##### Recorded information
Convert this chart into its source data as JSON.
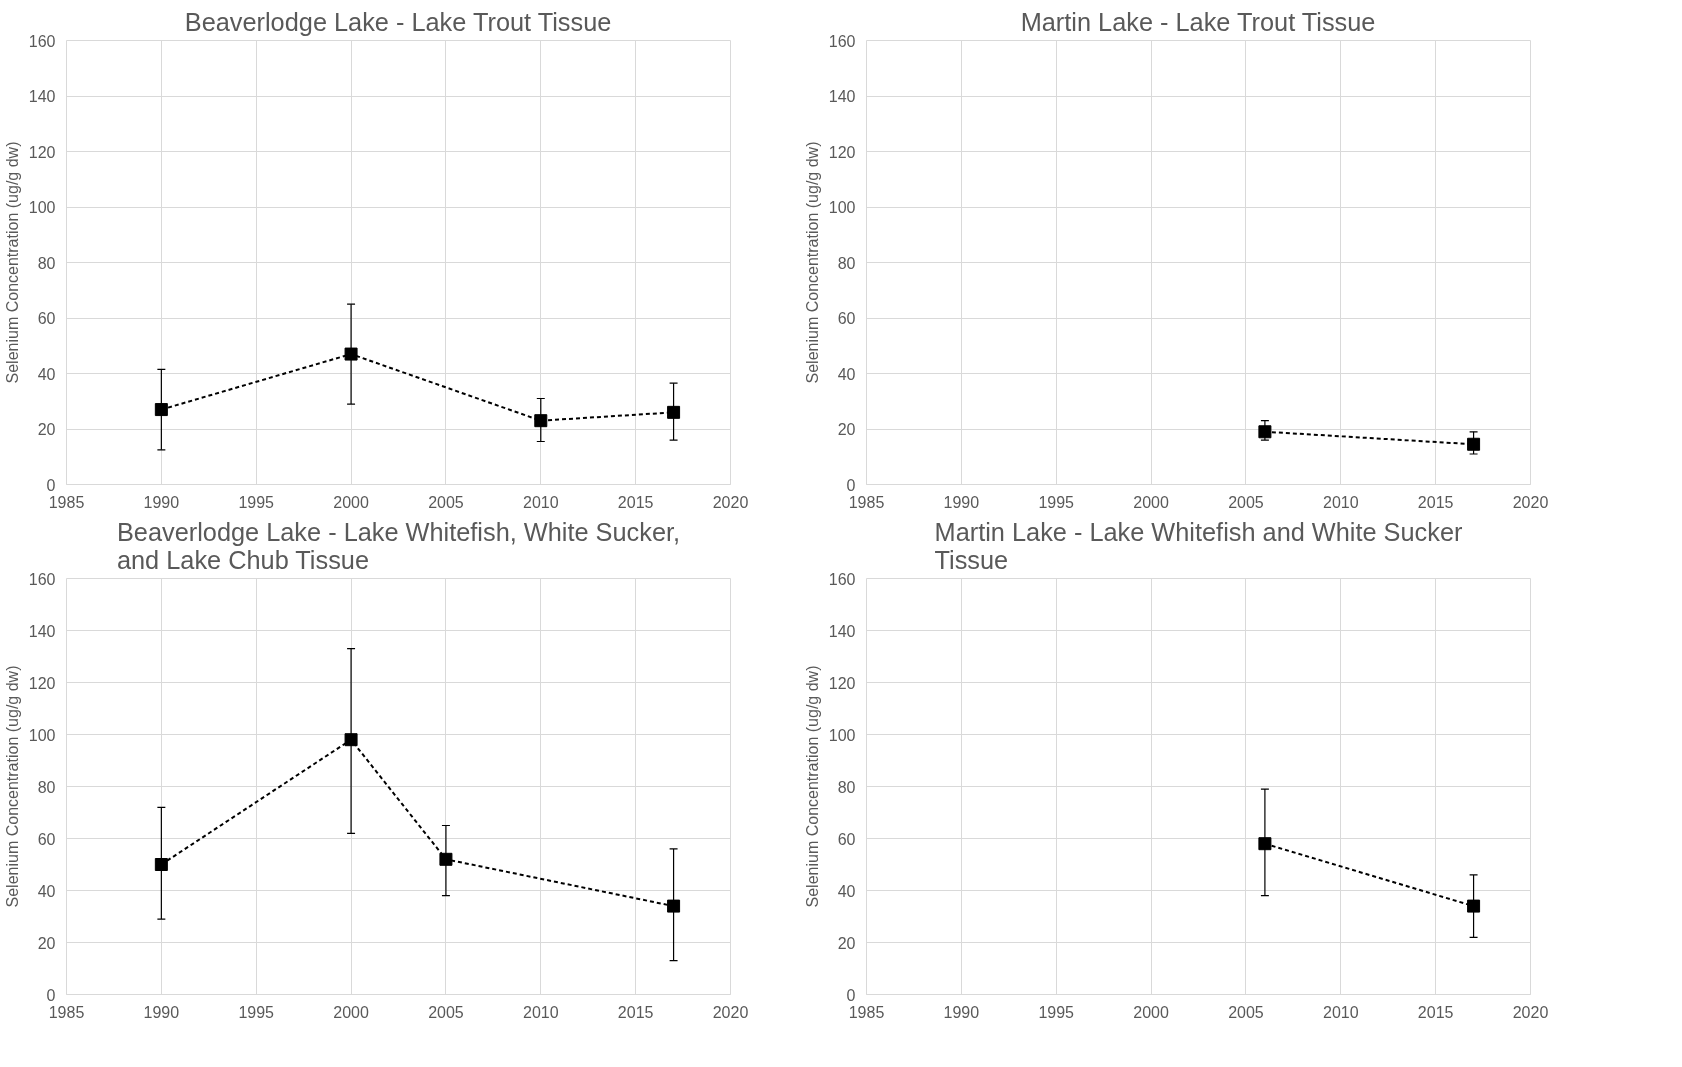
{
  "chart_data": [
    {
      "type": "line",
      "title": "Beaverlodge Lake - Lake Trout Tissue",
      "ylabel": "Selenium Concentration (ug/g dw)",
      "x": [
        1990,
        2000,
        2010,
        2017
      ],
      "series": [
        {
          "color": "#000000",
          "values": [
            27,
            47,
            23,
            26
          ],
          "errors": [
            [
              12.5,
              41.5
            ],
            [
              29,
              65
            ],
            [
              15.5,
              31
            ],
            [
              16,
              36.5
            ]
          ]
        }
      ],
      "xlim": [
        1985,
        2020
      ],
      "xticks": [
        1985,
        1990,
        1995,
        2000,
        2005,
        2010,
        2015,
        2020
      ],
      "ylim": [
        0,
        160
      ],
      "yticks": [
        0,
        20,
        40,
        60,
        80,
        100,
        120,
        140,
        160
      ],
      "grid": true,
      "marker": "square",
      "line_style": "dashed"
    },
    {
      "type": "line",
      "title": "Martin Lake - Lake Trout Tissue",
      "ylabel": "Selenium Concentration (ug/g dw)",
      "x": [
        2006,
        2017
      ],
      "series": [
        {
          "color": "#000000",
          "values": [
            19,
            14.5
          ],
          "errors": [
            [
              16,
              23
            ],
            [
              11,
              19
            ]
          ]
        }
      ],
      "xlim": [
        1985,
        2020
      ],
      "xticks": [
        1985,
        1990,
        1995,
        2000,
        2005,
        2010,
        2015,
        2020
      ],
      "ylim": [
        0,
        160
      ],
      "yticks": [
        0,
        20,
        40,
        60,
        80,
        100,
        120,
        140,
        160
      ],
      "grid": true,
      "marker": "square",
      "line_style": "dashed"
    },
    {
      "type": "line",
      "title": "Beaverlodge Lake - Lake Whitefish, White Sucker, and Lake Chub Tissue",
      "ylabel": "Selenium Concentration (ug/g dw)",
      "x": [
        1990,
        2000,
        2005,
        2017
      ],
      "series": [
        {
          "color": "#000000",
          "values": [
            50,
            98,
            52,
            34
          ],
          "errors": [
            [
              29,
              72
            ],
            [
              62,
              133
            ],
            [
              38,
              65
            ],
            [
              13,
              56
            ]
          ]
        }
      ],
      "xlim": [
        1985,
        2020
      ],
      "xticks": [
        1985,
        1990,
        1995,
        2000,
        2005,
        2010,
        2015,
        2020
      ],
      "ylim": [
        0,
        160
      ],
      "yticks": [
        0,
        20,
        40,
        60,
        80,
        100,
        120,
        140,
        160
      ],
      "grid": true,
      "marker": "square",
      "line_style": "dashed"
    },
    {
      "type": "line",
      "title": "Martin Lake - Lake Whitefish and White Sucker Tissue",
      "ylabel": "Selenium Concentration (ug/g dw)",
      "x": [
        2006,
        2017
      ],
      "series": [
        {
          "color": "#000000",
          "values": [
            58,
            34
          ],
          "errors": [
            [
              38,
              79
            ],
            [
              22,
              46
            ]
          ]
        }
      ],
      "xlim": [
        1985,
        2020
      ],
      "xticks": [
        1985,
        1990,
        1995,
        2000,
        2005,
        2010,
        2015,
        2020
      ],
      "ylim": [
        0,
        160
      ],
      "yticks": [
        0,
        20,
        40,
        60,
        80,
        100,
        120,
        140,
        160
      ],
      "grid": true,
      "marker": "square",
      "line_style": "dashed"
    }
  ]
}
##########
Set down every entry word for word, but omit the pictures.

▶ Solved exercise
Convert this chart into its source data as JSON.
{
  "chart_data": [
    {
      "type": "line",
      "title": "Beaverlodge Lake - Lake Trout Tissue",
      "ylabel": "Selenium Concentration (ug/g dw)",
      "x": [
        1990,
        2000,
        2010,
        2017
      ],
      "series": [
        {
          "color": "#000000",
          "values": [
            27,
            47,
            23,
            26
          ],
          "errors": [
            [
              12.5,
              41.5
            ],
            [
              29,
              65
            ],
            [
              15.5,
              31
            ],
            [
              16,
              36.5
            ]
          ]
        }
      ],
      "xlim": [
        1985,
        2020
      ],
      "xticks": [
        1985,
        1990,
        1995,
        2000,
        2005,
        2010,
        2015,
        2020
      ],
      "ylim": [
        0,
        160
      ],
      "yticks": [
        0,
        20,
        40,
        60,
        80,
        100,
        120,
        140,
        160
      ],
      "grid": true,
      "marker": "square",
      "line_style": "dashed"
    },
    {
      "type": "line",
      "title": "Martin Lake - Lake Trout Tissue",
      "ylabel": "Selenium Concentration (ug/g dw)",
      "x": [
        2006,
        2017
      ],
      "series": [
        {
          "color": "#000000",
          "values": [
            19,
            14.5
          ],
          "errors": [
            [
              16,
              23
            ],
            [
              11,
              19
            ]
          ]
        }
      ],
      "xlim": [
        1985,
        2020
      ],
      "xticks": [
        1985,
        1990,
        1995,
        2000,
        2005,
        2010,
        2015,
        2020
      ],
      "ylim": [
        0,
        160
      ],
      "yticks": [
        0,
        20,
        40,
        60,
        80,
        100,
        120,
        140,
        160
      ],
      "grid": true,
      "marker": "square",
      "line_style": "dashed"
    },
    {
      "type": "line",
      "title": "Beaverlodge Lake - Lake Whitefish, White Sucker, and Lake Chub Tissue",
      "ylabel": "Selenium Concentration (ug/g dw)",
      "x": [
        1990,
        2000,
        2005,
        2017
      ],
      "series": [
        {
          "color": "#000000",
          "values": [
            50,
            98,
            52,
            34
          ],
          "errors": [
            [
              29,
              72
            ],
            [
              62,
              133
            ],
            [
              38,
              65
            ],
            [
              13,
              56
            ]
          ]
        }
      ],
      "xlim": [
        1985,
        2020
      ],
      "xticks": [
        1985,
        1990,
        1995,
        2000,
        2005,
        2010,
        2015,
        2020
      ],
      "ylim": [
        0,
        160
      ],
      "yticks": [
        0,
        20,
        40,
        60,
        80,
        100,
        120,
        140,
        160
      ],
      "grid": true,
      "marker": "square",
      "line_style": "dashed"
    },
    {
      "type": "line",
      "title": "Martin Lake - Lake Whitefish and White Sucker Tissue",
      "ylabel": "Selenium Concentration (ug/g dw)",
      "x": [
        2006,
        2017
      ],
      "series": [
        {
          "color": "#000000",
          "values": [
            58,
            34
          ],
          "errors": [
            [
              38,
              79
            ],
            [
              22,
              46
            ]
          ]
        }
      ],
      "xlim": [
        1985,
        2020
      ],
      "xticks": [
        1985,
        1990,
        1995,
        2000,
        2005,
        2010,
        2015,
        2020
      ],
      "ylim": [
        0,
        160
      ],
      "yticks": [
        0,
        20,
        40,
        60,
        80,
        100,
        120,
        140,
        160
      ],
      "grid": true,
      "marker": "square",
      "line_style": "dashed"
    }
  ]
}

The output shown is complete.